**** DATA SECTION
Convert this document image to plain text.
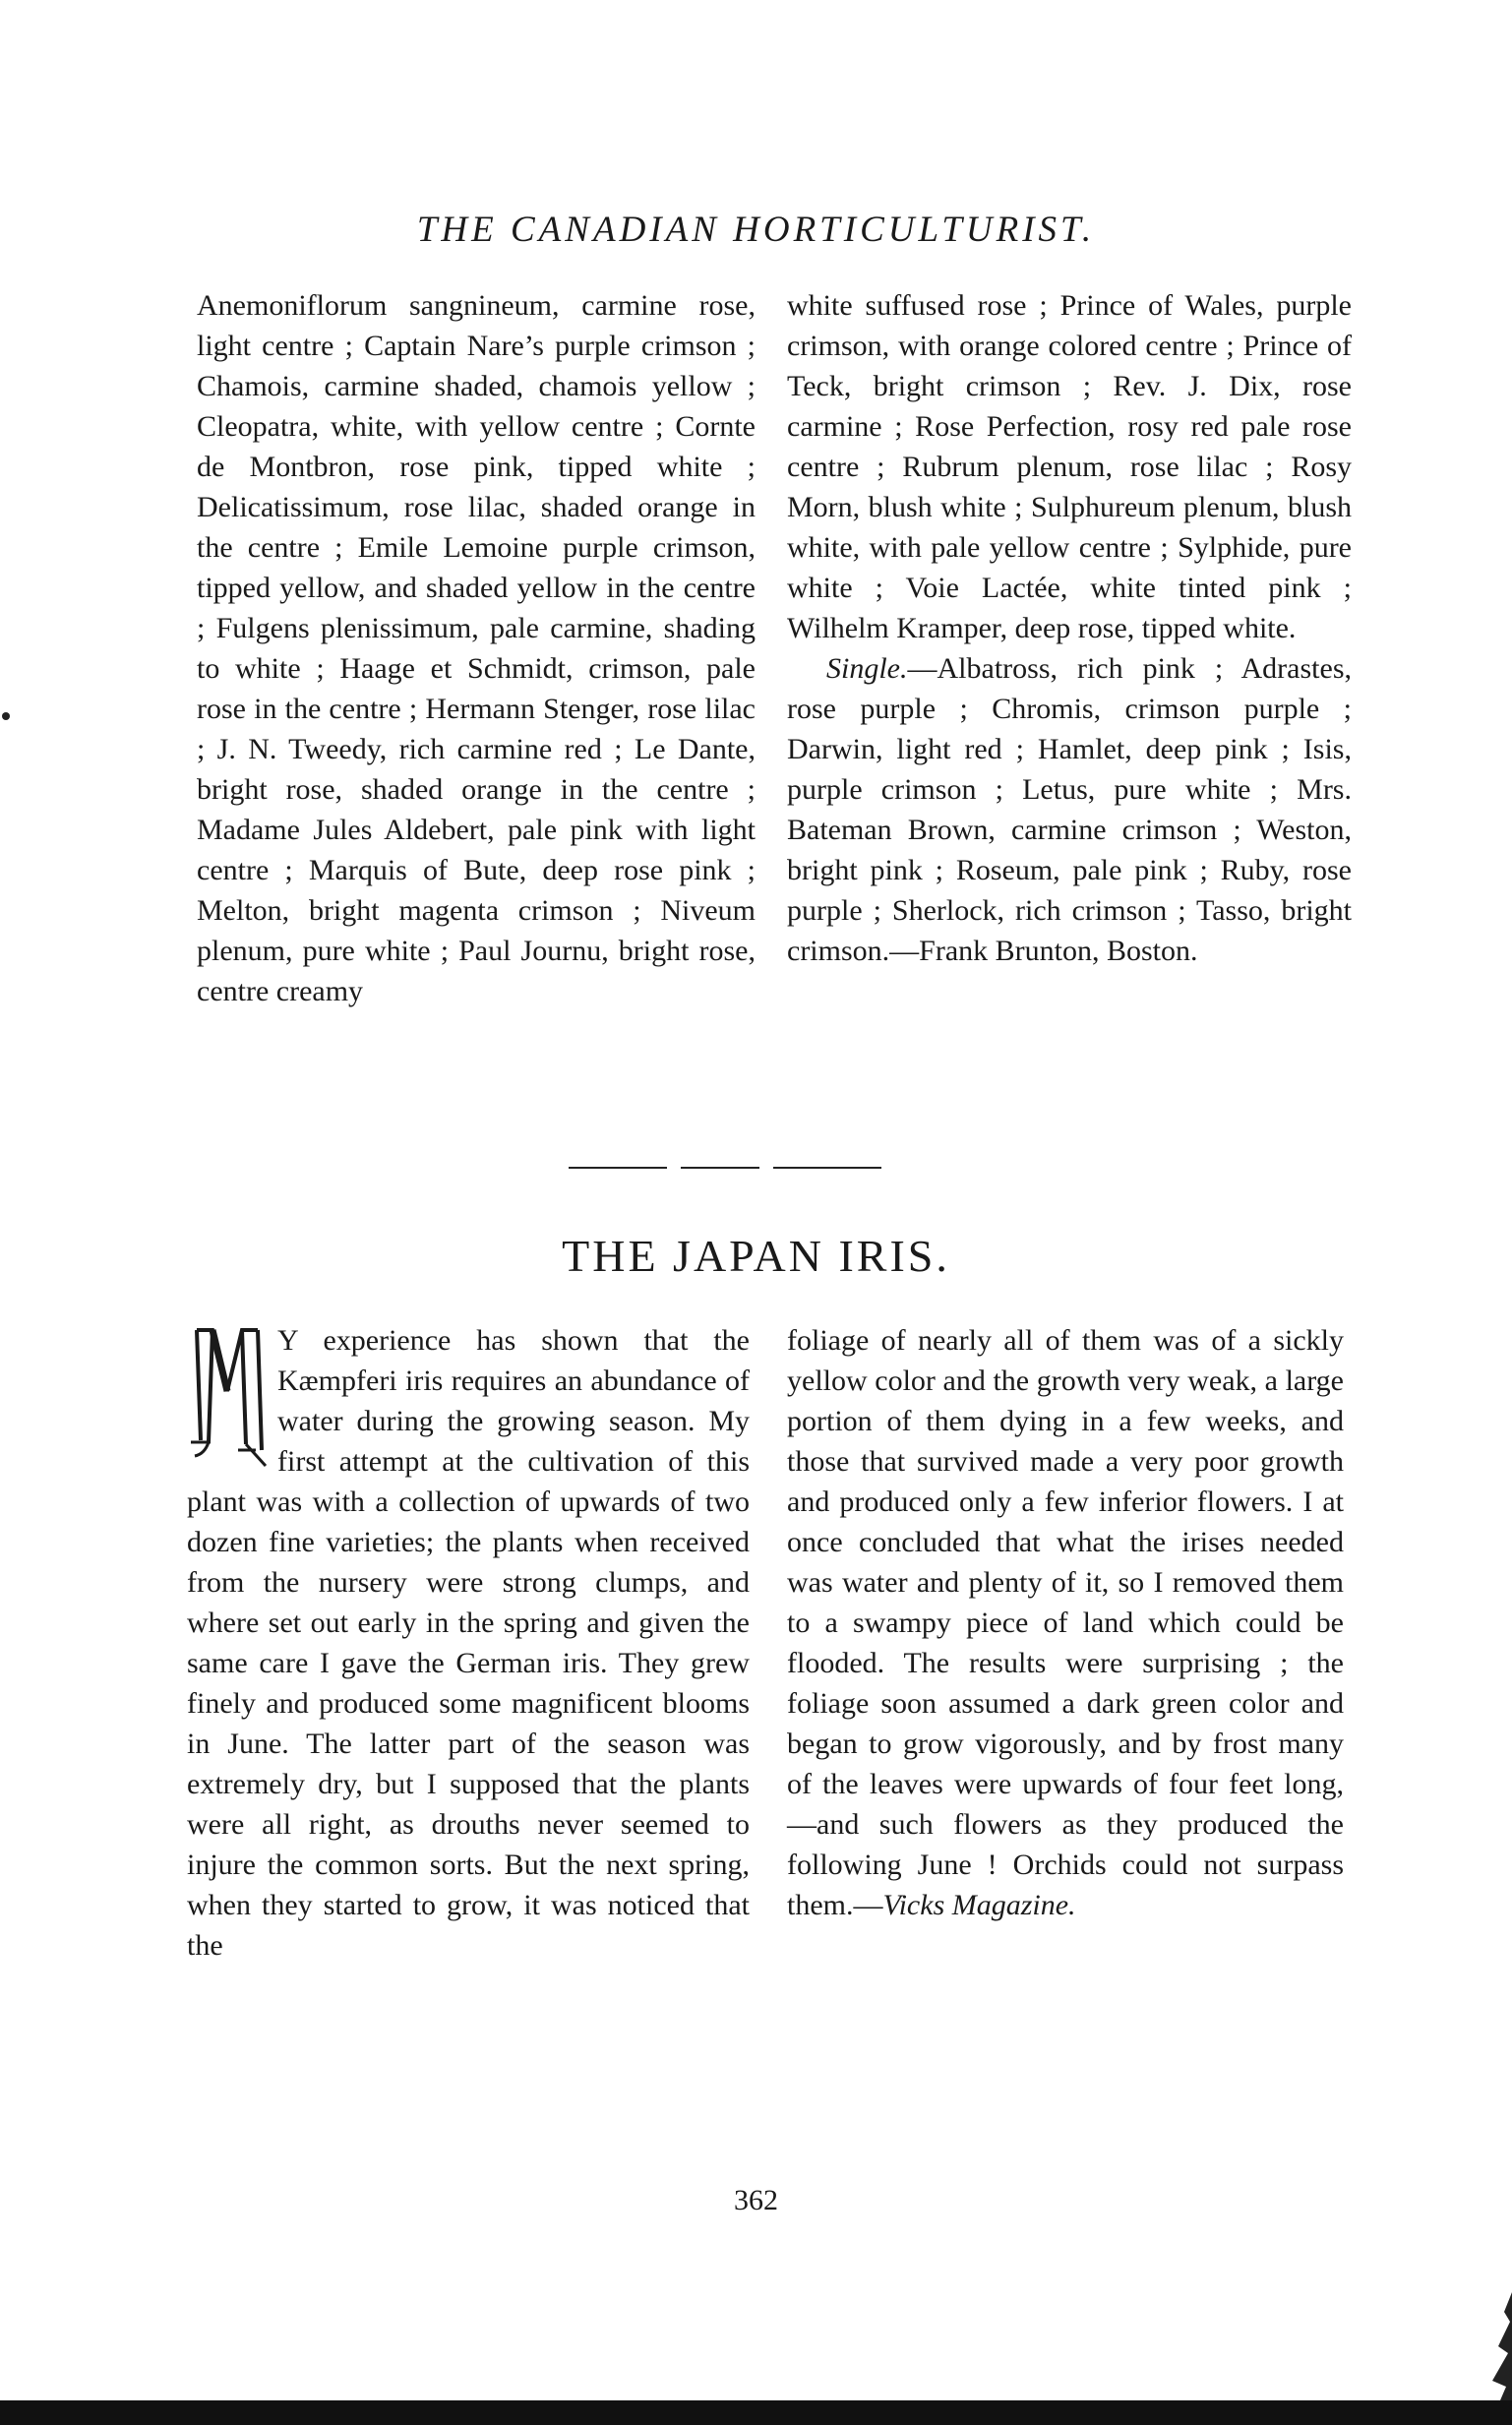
THE CANADIAN HORTICULTURIST.

Anemoniflorum sangnineum, carmine rose, light centre ; Captain Nare’s purple crimson ; Chamois, carmine shaded, chamois yellow ; Cleopatra, white, with yellow centre ; Cornte de Montbron, rose pink, tipped white ; Delicatissimum, rose lilac, shaded orange in the centre ; Emile Lemoine purple crimson, tipped yellow, and shaded yellow in the centre ; Fulgens plenissimum, pale carmine, shading to white ; Haage et Schmidt, crimson, pale rose in the centre ; Hermann Stenger, rose lilac ; J. N. Tweedy, rich carmine red ; Le Dante, bright rose, shaded orange in the centre ; Madame Jules Aldebert, pale pink with light centre ; Marquis of Bute, deep rose pink ; Melton, bright magenta crimson ; Niveum plenum, pure white ; Paul Journu, bright rose, centre creamy

white suffused rose ; Prince of Wales, purple crimson, with orange colored centre ; Prince of Teck, bright crimson ; Rev. J. Dix, rose carmine ; Rose Perfection, rosy red pale rose centre ; Rubrum plenum, rose lilac ; Rosy Morn, blush white ; Sulphureum plenum, blush white, with pale yellow centre ; Sylphide, pure white ; Voie Lactée, white tinted pink ; Wilhelm Kramper, deep rose, tipped white.

Single.—Albatross, rich pink ; Adrastes, rose purple ; Chromis, crimson purple ; Darwin, light red ; Hamlet, deep pink ; Isis, purple crimson ; Letus, pure white ; Mrs. Bateman Brown, carmine crimson ; Weston, bright pink ; Roseum, pale pink ; Ruby, rose purple ; Sherlock, rich crimson ; Tasso, bright crimson.—Frank Brunton, Boston.

THE JAPAN IRIS.

Y experience has shown that the Kæmpferi iris requires an abundance of water during the growing season. My first attempt at the cultivation of this plant was with a collection of upwards of two dozen fine varieties; the plants when received from the nursery were strong clumps, and where set out early in the spring and given the same care I gave the German iris. They grew finely and produced some magnificent blooms in June. The latter part of the season was extremely dry, but I supposed that the plants were all right, as drouths never seemed to injure the common sorts. But the next spring, when they started to grow, it was noticed that the

foliage of nearly all of them was of a sickly yellow color and the growth very weak, a large portion of them dying in a few weeks, and those that survived made a very poor growth and produced only a few inferior flowers. I at once concluded that what the irises needed was water and plenty of it, so I removed them to a swampy piece of land which could be flooded. The results were surprising ; the foliage soon assumed a dark green color and began to grow vigorously, and by frost many of the leaves were upwards of four feet long,—and such flowers as they produced the following June ! Orchids could not surpass them.—Vicks Magazine.

362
********
● THE PROBLEM:
Using the records above, retype everything exactly except the pictures.

● RESULT BELOW:
Convert this document image to plain text.
THE CANADIAN HORTICULTURIST.

Anemoniflorum sangnineum, carmine rose, light centre ; Captain Nare’s purple crimson ; Chamois, carmine shaded, chamois yellow ; Cleopatra, white, with yellow centre ; Cornte de Montbron, rose pink, tipped white ; Delicatissimum, rose lilac, shaded orange in the centre ; Emile Lemoine purple crimson, tipped yellow, and shaded yellow in the centre ; Fulgens plenissimum, pale carmine, shading to white ; Haage et Schmidt, crimson, pale rose in the centre ; Hermann Stenger, rose lilac ; J. N. Tweedy, rich carmine red ; Le Dante, bright rose, shaded orange in the centre ; Madame Jules Aldebert, pale pink with light centre ; Marquis of Bute, deep rose pink ; Melton, bright magenta crimson ; Niveum plenum, pure white ; Paul Journu, bright rose, centre creamy

white suffused rose ; Prince of Wales, purple crimson, with orange colored centre ; Prince of Teck, bright crimson ; Rev. J. Dix, rose carmine ; Rose Perfection, rosy red pale rose centre ; Rubrum plenum, rose lilac ; Rosy Morn, blush white ; Sulphureum plenum, blush white, with pale yellow centre ; Sylphide, pure white ; Voie Lactée, white tinted pink ; Wilhelm Kramper, deep rose, tipped white.

Single.—Albatross, rich pink ; Adrastes, rose purple ; Chromis, crimson purple ; Darwin, light red ; Hamlet, deep pink ; Isis, purple crimson ; Letus, pure white ; Mrs. Bateman Brown, carmine crimson ; Weston, bright pink ; Roseum, pale pink ; Ruby, rose purple ; Sherlock, rich crimson ; Tasso, bright crimson.—Frank Brunton, Boston.

THE JAPAN IRIS.

Y experience has shown that the Kæmpferi iris requires an abundance of water during the growing season. My first attempt at the cultivation of this plant was with a collection of upwards of two dozen fine varieties; the plants when received from the nursery were strong clumps, and where set out early in the spring and given the same care I gave the German iris. They grew finely and produced some magnificent blooms in June. The latter part of the season was extremely dry, but I supposed that the plants were all right, as drouths never seemed to injure the common sorts. But the next spring, when they started to grow, it was noticed that the

foliage of nearly all of them was of a sickly yellow color and the growth very weak, a large portion of them dying in a few weeks, and those that survived made a very poor growth and produced only a few inferior flowers. I at once concluded that what the irises needed was water and plenty of it, so I removed them to a swampy piece of land which could be flooded. The results were surprising ; the foliage soon assumed a dark green color and began to grow vigorously, and by frost many of the leaves were upwards of four feet long,—and such flowers as they produced the following June ! Orchids could not surpass them.—Vicks Magazine.

362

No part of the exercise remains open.